-- start GIVEN RECORDS --

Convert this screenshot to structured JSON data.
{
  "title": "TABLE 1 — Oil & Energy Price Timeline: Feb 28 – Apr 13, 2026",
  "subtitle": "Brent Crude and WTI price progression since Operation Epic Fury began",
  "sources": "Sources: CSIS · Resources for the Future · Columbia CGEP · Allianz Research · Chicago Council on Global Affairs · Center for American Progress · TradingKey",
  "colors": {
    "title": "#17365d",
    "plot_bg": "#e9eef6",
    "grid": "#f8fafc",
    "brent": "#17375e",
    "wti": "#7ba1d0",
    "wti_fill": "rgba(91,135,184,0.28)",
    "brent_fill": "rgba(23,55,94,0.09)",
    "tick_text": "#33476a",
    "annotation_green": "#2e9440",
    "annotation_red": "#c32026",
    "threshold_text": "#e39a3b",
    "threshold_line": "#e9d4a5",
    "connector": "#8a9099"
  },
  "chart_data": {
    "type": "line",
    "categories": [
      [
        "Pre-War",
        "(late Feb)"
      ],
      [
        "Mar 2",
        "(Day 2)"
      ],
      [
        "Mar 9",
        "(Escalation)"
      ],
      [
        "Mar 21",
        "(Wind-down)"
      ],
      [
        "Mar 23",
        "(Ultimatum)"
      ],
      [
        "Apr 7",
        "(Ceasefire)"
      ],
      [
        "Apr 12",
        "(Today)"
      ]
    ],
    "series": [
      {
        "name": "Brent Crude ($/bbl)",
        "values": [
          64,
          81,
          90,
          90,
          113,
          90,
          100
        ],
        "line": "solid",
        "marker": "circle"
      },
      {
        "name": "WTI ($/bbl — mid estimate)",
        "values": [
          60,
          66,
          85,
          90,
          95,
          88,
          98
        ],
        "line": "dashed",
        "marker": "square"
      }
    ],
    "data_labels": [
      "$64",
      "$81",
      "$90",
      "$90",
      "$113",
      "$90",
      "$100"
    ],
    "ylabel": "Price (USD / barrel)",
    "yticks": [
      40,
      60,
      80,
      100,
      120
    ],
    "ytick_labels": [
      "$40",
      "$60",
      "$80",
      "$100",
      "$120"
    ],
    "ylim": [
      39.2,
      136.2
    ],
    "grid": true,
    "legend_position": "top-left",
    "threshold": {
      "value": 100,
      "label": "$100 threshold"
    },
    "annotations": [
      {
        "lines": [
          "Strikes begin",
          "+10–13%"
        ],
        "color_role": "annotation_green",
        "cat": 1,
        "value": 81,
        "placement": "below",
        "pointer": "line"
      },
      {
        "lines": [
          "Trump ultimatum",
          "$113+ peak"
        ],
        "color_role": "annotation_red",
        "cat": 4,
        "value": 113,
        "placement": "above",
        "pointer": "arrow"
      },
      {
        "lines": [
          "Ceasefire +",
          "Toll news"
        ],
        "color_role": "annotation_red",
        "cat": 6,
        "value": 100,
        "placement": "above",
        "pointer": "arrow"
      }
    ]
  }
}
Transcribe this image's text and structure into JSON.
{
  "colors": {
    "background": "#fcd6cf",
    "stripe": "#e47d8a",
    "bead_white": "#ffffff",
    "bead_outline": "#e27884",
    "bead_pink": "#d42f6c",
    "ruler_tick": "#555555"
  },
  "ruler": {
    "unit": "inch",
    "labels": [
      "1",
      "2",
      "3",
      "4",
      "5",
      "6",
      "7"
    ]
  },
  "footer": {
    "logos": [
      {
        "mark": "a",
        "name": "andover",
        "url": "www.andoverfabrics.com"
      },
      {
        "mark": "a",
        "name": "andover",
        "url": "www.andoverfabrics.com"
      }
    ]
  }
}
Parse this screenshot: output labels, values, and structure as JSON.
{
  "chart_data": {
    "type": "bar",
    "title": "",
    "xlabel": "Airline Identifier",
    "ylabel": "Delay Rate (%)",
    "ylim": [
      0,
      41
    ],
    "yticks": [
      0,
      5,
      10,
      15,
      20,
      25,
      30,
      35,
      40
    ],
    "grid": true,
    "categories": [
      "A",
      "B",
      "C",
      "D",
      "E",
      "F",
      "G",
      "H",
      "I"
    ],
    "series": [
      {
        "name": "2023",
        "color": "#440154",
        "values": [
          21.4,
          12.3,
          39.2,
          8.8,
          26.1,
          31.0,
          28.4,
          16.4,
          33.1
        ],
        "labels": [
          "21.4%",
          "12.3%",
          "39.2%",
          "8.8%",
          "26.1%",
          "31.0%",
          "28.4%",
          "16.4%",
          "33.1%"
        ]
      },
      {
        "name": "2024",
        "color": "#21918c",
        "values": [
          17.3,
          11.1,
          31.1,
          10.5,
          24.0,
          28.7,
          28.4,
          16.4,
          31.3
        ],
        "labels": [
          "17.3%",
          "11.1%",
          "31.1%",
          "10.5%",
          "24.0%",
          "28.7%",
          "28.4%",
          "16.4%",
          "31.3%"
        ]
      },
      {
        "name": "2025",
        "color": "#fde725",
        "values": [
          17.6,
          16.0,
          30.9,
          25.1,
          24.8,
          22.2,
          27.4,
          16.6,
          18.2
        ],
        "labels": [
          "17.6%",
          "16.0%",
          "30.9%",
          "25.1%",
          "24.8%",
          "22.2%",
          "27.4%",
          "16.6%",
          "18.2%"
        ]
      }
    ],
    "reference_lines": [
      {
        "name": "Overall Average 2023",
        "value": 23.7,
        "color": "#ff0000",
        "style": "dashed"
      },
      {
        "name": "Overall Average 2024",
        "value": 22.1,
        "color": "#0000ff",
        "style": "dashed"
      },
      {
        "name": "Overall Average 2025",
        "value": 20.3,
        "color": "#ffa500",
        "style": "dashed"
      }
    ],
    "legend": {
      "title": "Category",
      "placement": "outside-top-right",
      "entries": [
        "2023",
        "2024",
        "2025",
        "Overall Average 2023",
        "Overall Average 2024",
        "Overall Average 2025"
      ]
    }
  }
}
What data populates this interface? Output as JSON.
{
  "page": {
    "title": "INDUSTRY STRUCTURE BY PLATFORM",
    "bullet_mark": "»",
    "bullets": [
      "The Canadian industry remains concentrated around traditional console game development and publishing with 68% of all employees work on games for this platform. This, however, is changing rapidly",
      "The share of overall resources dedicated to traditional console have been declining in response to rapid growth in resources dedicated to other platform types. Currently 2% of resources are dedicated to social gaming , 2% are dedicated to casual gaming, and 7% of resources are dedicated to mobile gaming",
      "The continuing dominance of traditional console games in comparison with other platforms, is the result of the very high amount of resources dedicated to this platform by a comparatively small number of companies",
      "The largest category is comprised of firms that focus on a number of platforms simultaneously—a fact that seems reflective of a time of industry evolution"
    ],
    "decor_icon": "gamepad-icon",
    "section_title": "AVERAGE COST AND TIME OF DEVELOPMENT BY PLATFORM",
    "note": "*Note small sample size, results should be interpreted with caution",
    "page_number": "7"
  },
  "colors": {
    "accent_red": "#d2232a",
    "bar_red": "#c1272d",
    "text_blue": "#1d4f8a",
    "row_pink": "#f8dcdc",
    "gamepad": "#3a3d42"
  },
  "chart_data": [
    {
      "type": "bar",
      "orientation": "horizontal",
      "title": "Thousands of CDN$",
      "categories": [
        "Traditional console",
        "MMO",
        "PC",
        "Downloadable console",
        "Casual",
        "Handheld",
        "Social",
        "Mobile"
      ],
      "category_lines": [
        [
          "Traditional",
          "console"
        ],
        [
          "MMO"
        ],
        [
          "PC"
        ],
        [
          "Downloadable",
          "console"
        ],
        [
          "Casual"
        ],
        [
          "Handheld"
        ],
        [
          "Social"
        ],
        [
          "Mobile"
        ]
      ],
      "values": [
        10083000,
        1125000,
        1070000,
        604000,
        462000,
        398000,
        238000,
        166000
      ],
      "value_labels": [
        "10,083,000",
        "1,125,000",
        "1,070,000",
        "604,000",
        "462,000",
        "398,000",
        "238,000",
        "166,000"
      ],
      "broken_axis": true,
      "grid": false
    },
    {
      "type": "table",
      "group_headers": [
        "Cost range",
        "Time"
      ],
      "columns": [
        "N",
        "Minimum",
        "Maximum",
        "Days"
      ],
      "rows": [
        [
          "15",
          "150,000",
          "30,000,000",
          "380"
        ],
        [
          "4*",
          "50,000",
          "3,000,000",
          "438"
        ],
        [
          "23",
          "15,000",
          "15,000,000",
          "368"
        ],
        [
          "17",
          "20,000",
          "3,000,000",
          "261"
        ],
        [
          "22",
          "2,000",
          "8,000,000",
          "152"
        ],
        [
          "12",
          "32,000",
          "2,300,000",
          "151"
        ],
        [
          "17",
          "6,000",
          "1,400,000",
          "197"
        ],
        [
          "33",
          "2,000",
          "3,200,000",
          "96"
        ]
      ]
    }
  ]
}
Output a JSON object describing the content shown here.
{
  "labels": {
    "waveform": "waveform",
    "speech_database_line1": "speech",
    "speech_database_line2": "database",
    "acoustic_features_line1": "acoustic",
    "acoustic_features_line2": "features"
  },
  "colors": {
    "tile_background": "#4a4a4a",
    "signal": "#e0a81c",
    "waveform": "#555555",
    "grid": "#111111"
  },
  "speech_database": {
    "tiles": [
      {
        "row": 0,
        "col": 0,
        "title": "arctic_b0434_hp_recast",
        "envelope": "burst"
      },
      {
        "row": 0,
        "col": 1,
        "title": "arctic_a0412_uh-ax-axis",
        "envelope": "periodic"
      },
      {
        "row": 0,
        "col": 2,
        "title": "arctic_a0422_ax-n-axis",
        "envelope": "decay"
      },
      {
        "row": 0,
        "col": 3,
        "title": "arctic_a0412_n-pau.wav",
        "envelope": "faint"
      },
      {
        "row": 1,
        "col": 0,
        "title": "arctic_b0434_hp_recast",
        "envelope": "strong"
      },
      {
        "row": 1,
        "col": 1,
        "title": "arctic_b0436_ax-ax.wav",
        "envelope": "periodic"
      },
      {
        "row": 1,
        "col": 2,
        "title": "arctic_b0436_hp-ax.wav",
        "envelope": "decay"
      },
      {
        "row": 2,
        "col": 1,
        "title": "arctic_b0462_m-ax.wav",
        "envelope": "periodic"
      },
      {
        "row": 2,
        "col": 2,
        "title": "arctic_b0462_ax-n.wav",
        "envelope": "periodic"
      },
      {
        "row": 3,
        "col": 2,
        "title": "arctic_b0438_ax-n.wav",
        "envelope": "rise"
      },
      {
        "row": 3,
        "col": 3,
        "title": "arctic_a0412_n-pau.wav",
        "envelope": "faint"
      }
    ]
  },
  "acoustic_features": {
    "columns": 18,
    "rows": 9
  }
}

-- end GIVEN RECORDS --

§ EXERCISE DETAILS
Find each line holding the word "with" and copy it.

§ OUTPUT FOR THIS EXERCISE
      "The Canadian industry remains concentrated around traditional console game development and publishing with 68% of all employees work on games for this platform. This, however, is changing rapidly",
      "The continuing dominance of traditional console games in comparison with other platforms, is the result of the very high amount of resources dedicated to this platform by a comparatively small number of companies",
    "note": "*Note small sample size, results should be interpreted with caution",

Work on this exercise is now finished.